**Listing**.
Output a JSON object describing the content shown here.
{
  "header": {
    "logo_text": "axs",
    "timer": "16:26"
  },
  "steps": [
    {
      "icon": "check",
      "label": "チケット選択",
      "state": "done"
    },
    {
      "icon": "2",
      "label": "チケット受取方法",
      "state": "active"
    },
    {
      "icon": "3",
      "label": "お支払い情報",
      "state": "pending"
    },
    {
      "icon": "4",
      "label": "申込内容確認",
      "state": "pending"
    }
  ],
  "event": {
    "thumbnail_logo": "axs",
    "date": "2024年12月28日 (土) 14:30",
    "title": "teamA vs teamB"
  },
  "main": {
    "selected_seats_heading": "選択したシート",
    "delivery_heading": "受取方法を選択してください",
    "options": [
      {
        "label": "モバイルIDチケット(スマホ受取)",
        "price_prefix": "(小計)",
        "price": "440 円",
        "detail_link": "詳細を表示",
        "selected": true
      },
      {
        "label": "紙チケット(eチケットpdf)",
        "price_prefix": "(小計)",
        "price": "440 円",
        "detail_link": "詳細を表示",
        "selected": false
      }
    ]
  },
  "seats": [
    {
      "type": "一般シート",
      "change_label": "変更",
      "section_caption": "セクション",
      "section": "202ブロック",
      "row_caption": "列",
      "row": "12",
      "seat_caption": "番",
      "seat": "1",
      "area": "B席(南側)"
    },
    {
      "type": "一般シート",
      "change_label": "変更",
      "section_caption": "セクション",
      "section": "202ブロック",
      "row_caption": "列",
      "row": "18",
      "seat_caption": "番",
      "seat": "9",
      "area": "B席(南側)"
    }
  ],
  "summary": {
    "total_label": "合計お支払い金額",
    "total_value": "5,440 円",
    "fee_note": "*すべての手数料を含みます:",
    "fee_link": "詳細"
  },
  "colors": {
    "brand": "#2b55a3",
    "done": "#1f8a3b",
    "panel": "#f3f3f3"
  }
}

**The request**. Your task is to extract all of the records exactly.

**Task answer**.
Output a JSON object describing the content shown here.
{
  "header": {
    "logo_text": "axs",
    "timer": "16:26"
  },
  "steps": [
    {
      "icon": "check",
      "label": "チケット選択",
      "state": "done"
    },
    {
      "icon": "2",
      "label": "チケット受取方法",
      "state": "active"
    },
    {
      "icon": "3",
      "label": "お支払い情報",
      "state": "pending"
    },
    {
      "icon": "4",
      "label": "申込内容確認",
      "state": "pending"
    }
  ],
  "event": {
    "thumbnail_logo": "axs",
    "date": "2024年12月28日 (土) 14:30",
    "title": "teamA vs teamB"
  },
  "main": {
    "selected_seats_heading": "選択したシート",
    "delivery_heading": "受取方法を選択してください",
    "options": [
      {
        "label": "モバイルIDチケット(スマホ受取)",
        "price_prefix": "(小計)",
        "price": "440 円",
        "detail_link": "詳細を表示",
        "selected": true
      },
      {
        "label": "紙チケット(eチケットpdf)",
        "price_prefix": "(小計)",
        "price": "440 円",
        "detail_link": "詳細を表示",
        "selected": false
      }
    ]
  },
  "seats": [
    {
      "type": "一般シート",
      "change_label": "変更",
      "section_caption": "セクション",
      "section": "202ブロック",
      "row_caption": "列",
      "row": "12",
      "seat_caption": "番",
      "seat": "1",
      "area": "B席(南側)"
    },
    {
      "type": "一般シート",
      "change_label": "変更",
      "section_caption": "セクション",
      "section": "202ブロック",
      "row_caption": "列",
      "row": "18",
      "seat_caption": "番",
      "seat": "9",
      "area": "B席(南側)"
    }
  ],
  "summary": {
    "total_label": "合計お支払い金額",
    "total_value": "5,440 円",
    "fee_note": "*すべての手数料を含みます:",
    "fee_link": "詳細"
  },
  "colors": {
    "brand": "#2b55a3",
    "done": "#1f8a3b",
    "panel": "#f3f3f3"
  }
}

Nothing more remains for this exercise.